■ **Objective**
Please give the count of lines holding the string "logos" and nothing besides.

■ **Given information**
Begin

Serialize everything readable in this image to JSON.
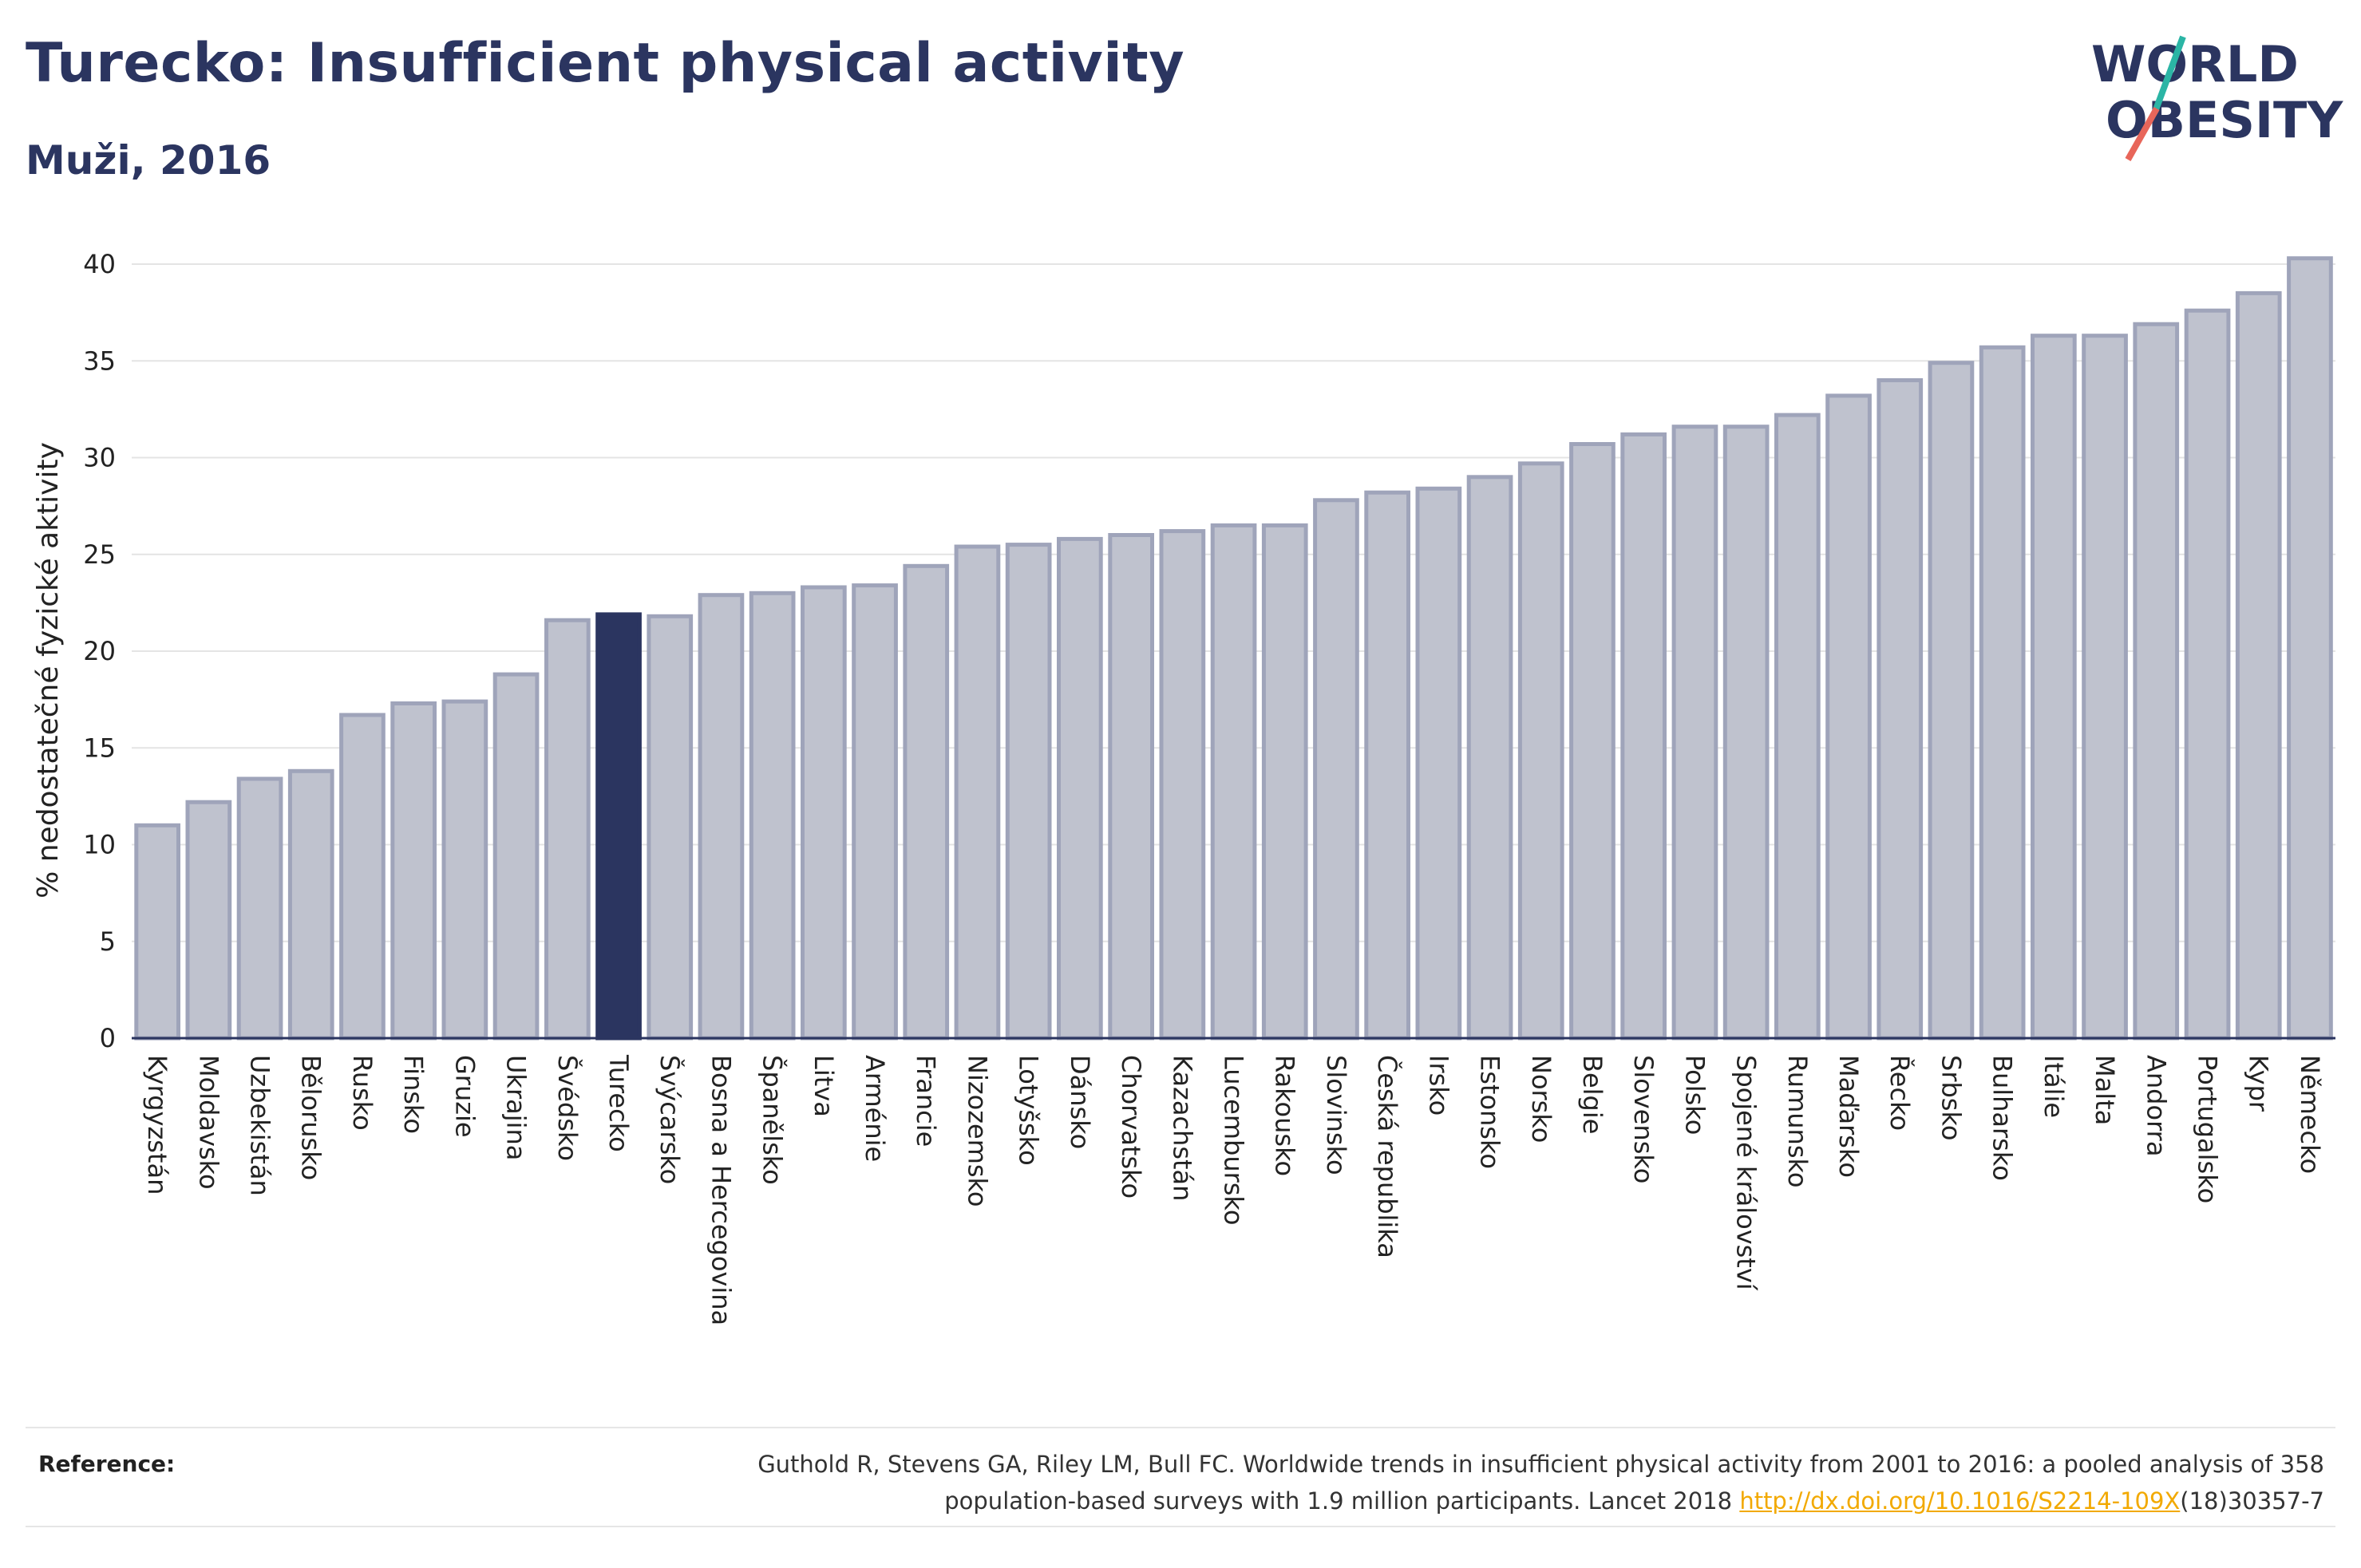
{
  "header": {
    "title": "Turecko: Insufficient physical activity",
    "subtitle": "Muži, 2016"
  },
  "logo": {
    "line1": "WORLD",
    "line2": "OBESITY",
    "colors": {
      "text": "#2b3560",
      "slash_teal": "#2bb5a5",
      "slash_red": "#e8665a"
    }
  },
  "chart_data": {
    "type": "bar",
    "title": "Turecko: Insufficient physical activity",
    "subtitle": "Muži, 2016",
    "xlabel": "",
    "ylabel": "% nedostatečné fyzické aktivity",
    "ylim": [
      0,
      42
    ],
    "yticks": [
      0,
      5,
      10,
      15,
      20,
      25,
      30,
      35,
      40
    ],
    "grid": true,
    "highlight": "Turecko",
    "colors": {
      "bar": "#bfc2ce",
      "bar_edge": "#9fa4ba",
      "highlight": "#2b3560"
    },
    "categories": [
      "Kyrgyzstán",
      "Moldavsko",
      "Uzbekistán",
      "Bělorusko",
      "Rusko",
      "Finsko",
      "Gruzie",
      "Ukrajina",
      "Švédsko",
      "Turecko",
      "Švýcarsko",
      "Bosna a Hercegovina",
      "Španělsko",
      "Litva",
      "Arménie",
      "Francie",
      "Nizozemsko",
      "Lotyšsko",
      "Dánsko",
      "Chorvatsko",
      "Kazachstán",
      "Lucembursko",
      "Rakousko",
      "Slovinsko",
      "Česká republika",
      "Irsko",
      "Estonsko",
      "Norsko",
      "Belgie",
      "Slovensko",
      "Polsko",
      "Spojené království",
      "Rumunsko",
      "Maďarsko",
      "Řecko",
      "Srbsko",
      "Bulharsko",
      "Itálie",
      "Malta",
      "Andorra",
      "Portugalsko",
      "Kypr",
      "Německo"
    ],
    "values": [
      11.0,
      12.2,
      13.4,
      13.8,
      16.7,
      17.3,
      17.4,
      18.8,
      21.6,
      21.9,
      21.8,
      22.9,
      23.0,
      23.3,
      23.4,
      24.4,
      25.4,
      25.5,
      25.8,
      26.0,
      26.2,
      26.5,
      26.5,
      27.8,
      28.2,
      28.4,
      29.0,
      29.7,
      30.7,
      31.2,
      31.6,
      31.6,
      32.2,
      33.2,
      34.0,
      34.9,
      35.7,
      36.3,
      36.3,
      36.9,
      37.6,
      38.5,
      40.3
    ]
  },
  "reference": {
    "label": "Reference:",
    "line1": "Guthold R, Stevens GA, Riley LM, Bull FC. Worldwide trends in insufficient physical activity from 2001 to 2016: a pooled analysis of 358",
    "line2_pre": "population-based surveys with 1.9 million participants. Lancet 2018 ",
    "link": "http://dx.doi.org/10.1016/S2214-109X",
    "line2_post": "(18)30357-7"
  }
}
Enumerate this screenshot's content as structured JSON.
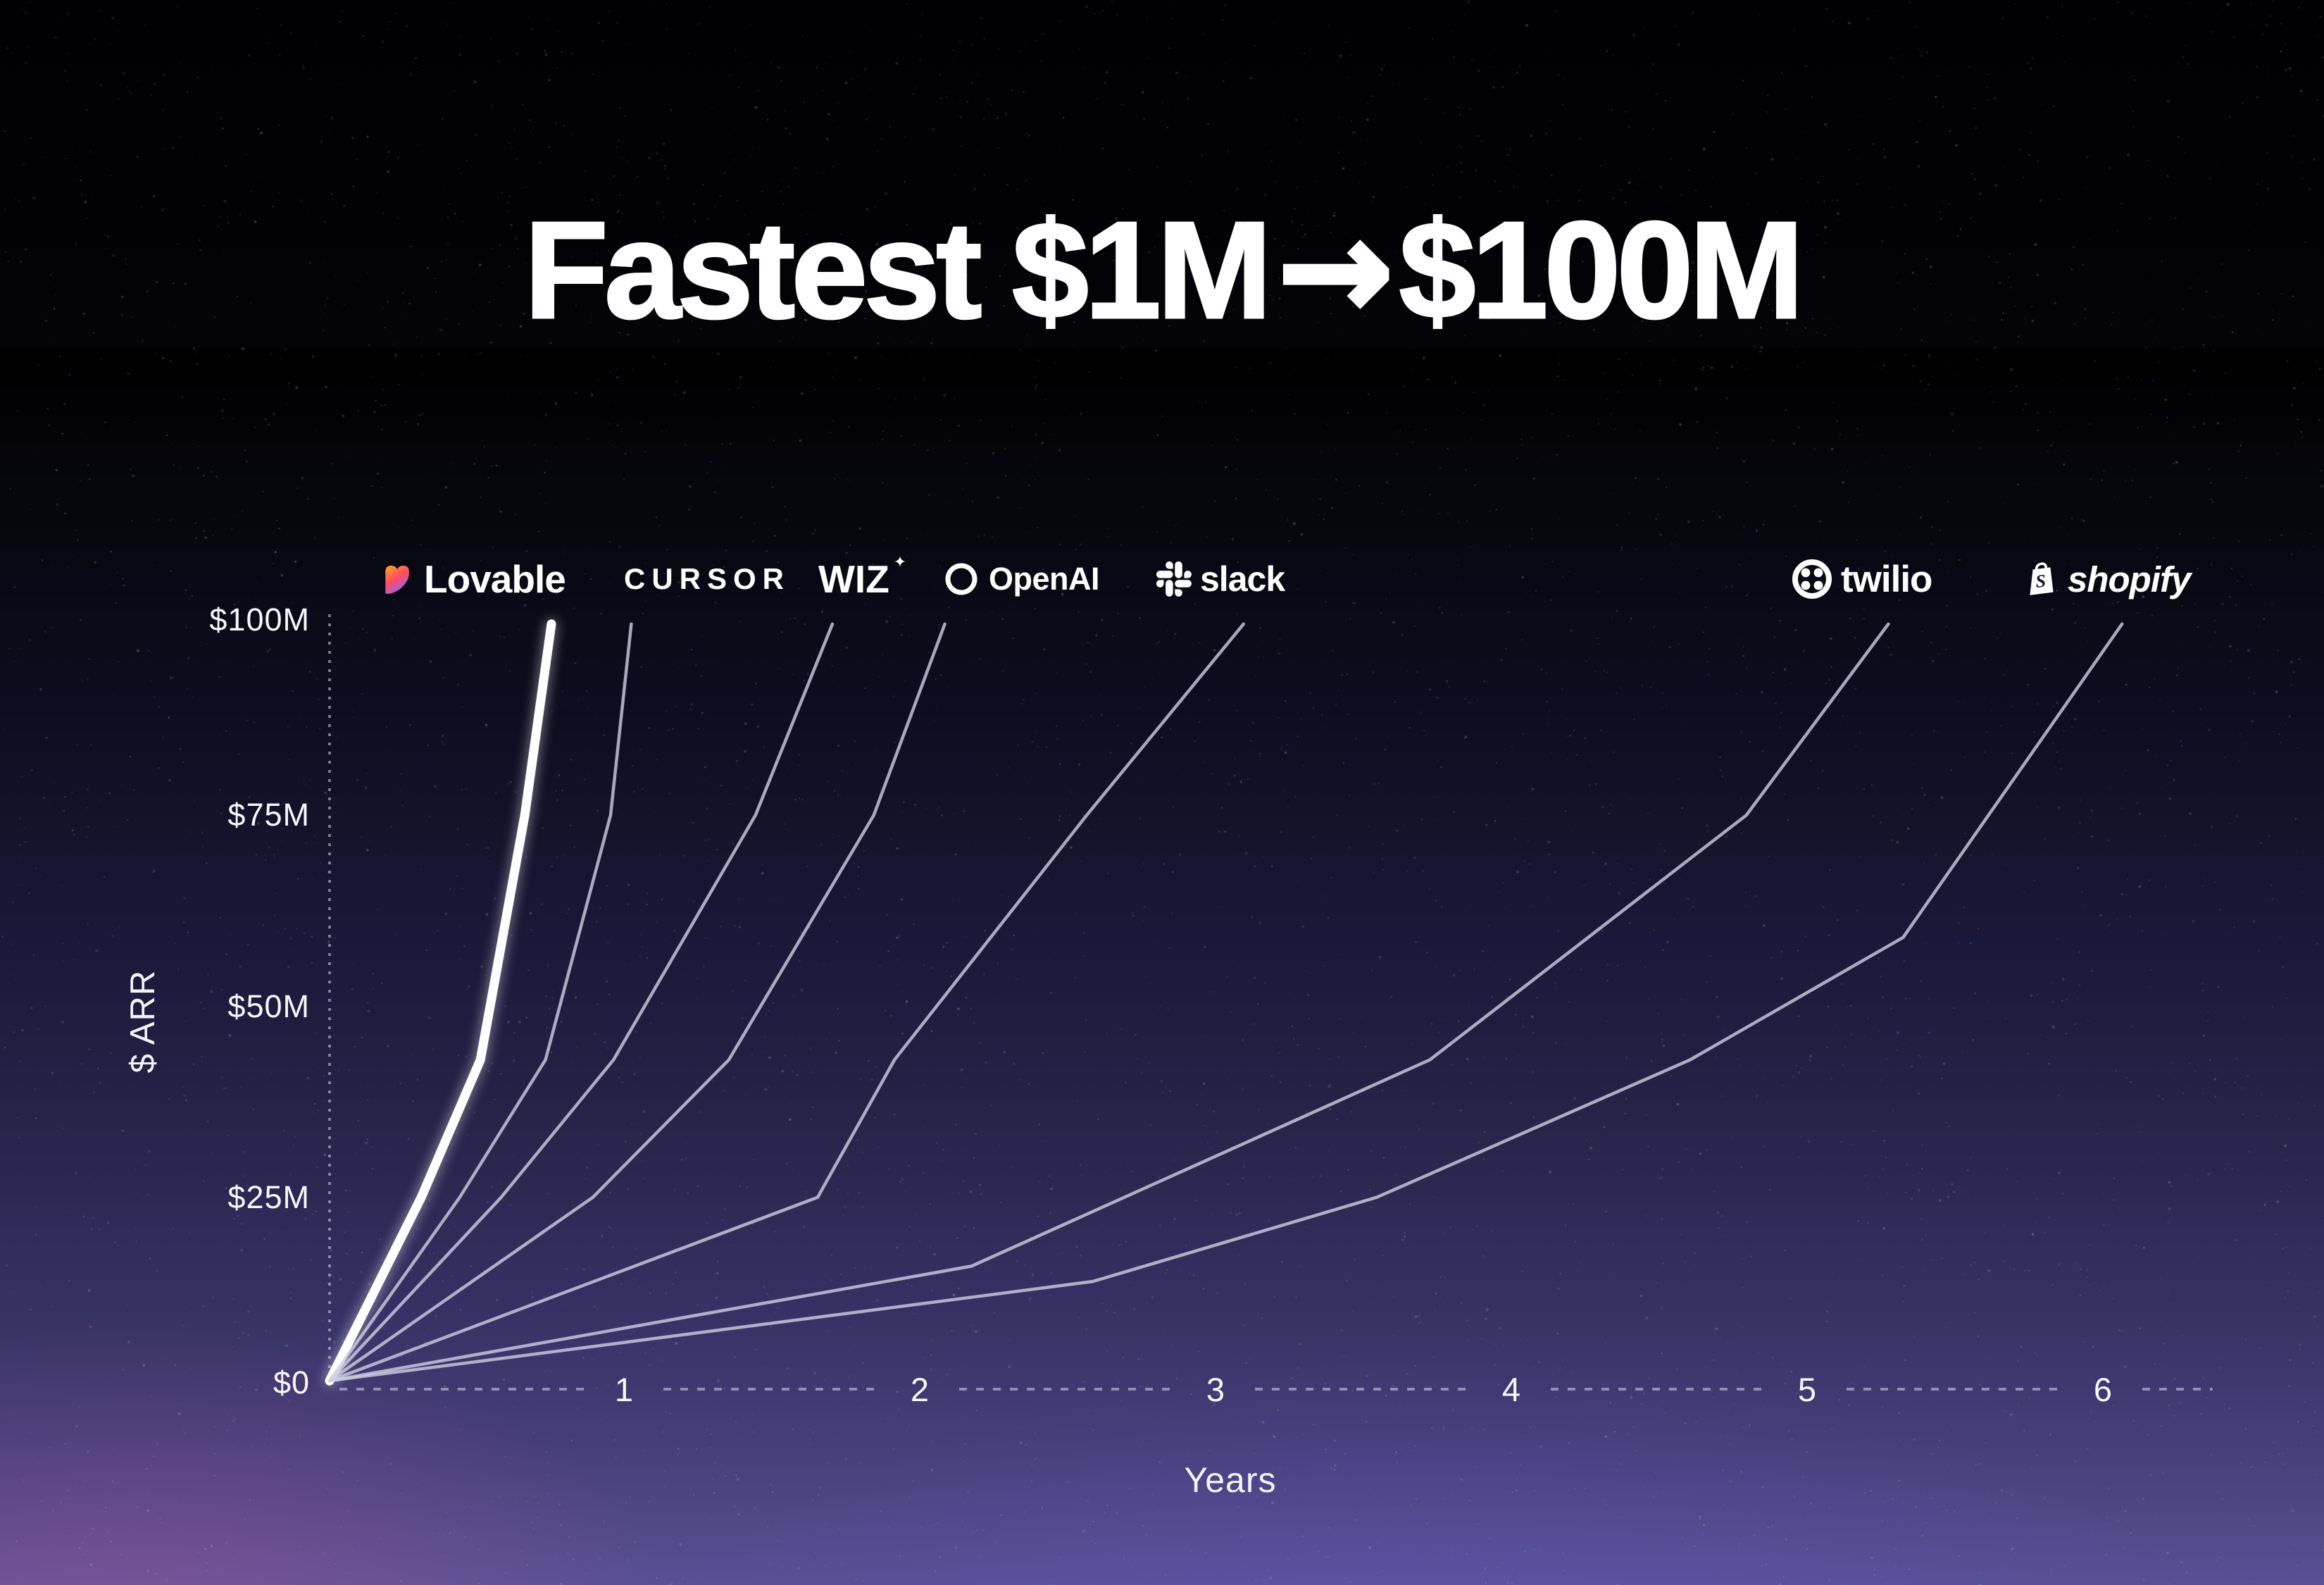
{
  "title": "Fastest $1M → $100M",
  "title_parts": {
    "pre": "Fastest $1M",
    "arrow": "→",
    "post": "$100M"
  },
  "y_axis": {
    "label": "$ ARR",
    "ticks": [
      "$100M",
      "$75M",
      "$50M",
      "$25M",
      "$0"
    ]
  },
  "x_axis": {
    "label": "Years",
    "ticks": [
      "1",
      "2",
      "3",
      "4",
      "5",
      "6"
    ]
  },
  "logos": [
    {
      "id": "lovable",
      "label": "Lovable"
    },
    {
      "id": "cursor",
      "label": "CURSOR"
    },
    {
      "id": "wiz",
      "label": "WIZ",
      "star": "✦"
    },
    {
      "id": "openai",
      "label": "OpenAI"
    },
    {
      "id": "slack",
      "label": "slack"
    },
    {
      "id": "twilio",
      "label": "twilio"
    },
    {
      "id": "shopify",
      "label": "shopify"
    }
  ],
  "colors": {
    "highlight_line": "#ffffff",
    "line": "rgba(206,207,226,0.8)",
    "axis": "rgba(228,228,242,0.5)",
    "background_top": "#010103",
    "background_bottom": "#575093",
    "lovable_gradient": [
      "#ff9f2e",
      "#ff4a64",
      "#7e6bff"
    ]
  },
  "chart_data": {
    "type": "line",
    "title": "Fastest $1M → $100M",
    "xlabel": "Years",
    "ylabel": "$ ARR",
    "xlim": [
      0,
      6.4
    ],
    "ylim": [
      0,
      100
    ],
    "x_ticks": [
      1,
      2,
      3,
      4,
      5,
      6
    ],
    "y_ticks_millions": [
      0,
      25,
      50,
      75,
      100
    ],
    "grid": false,
    "legend": "company logos along top, one per curve endpoint",
    "units": "ARR in $ millions vs years from $1M",
    "series": [
      {
        "name": "Lovable",
        "highlight": true,
        "points": [
          [
            0,
            1
          ],
          [
            0.31,
            25
          ],
          [
            0.51,
            43
          ],
          [
            0.66,
            75
          ],
          [
            0.75,
            100
          ]
        ]
      },
      {
        "name": "Cursor",
        "points": [
          [
            0,
            1
          ],
          [
            0.44,
            25
          ],
          [
            0.73,
            43
          ],
          [
            0.95,
            75
          ],
          [
            1.02,
            100
          ]
        ]
      },
      {
        "name": "Wiz",
        "points": [
          [
            0,
            1
          ],
          [
            0.58,
            25
          ],
          [
            0.96,
            43
          ],
          [
            1.44,
            75
          ],
          [
            1.7,
            100
          ]
        ]
      },
      {
        "name": "OpenAI",
        "points": [
          [
            0,
            1
          ],
          [
            0.89,
            25
          ],
          [
            1.35,
            43
          ],
          [
            1.84,
            75
          ],
          [
            2.08,
            100
          ]
        ]
      },
      {
        "name": "Slack",
        "points": [
          [
            0,
            1
          ],
          [
            1.65,
            25
          ],
          [
            1.91,
            43
          ],
          [
            2.56,
            75
          ],
          [
            3.09,
            100
          ]
        ]
      },
      {
        "name": "Twilio",
        "points": [
          [
            0,
            1
          ],
          [
            2.17,
            16
          ],
          [
            3.72,
            43
          ],
          [
            4.79,
            75
          ],
          [
            5.27,
            100
          ]
        ]
      },
      {
        "name": "Shopify",
        "points": [
          [
            0,
            1
          ],
          [
            2.58,
            14
          ],
          [
            3.54,
            25
          ],
          [
            4.6,
            43
          ],
          [
            5.32,
            59
          ],
          [
            6.06,
            100
          ]
        ]
      }
    ]
  }
}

End

■ **Output for this task**
2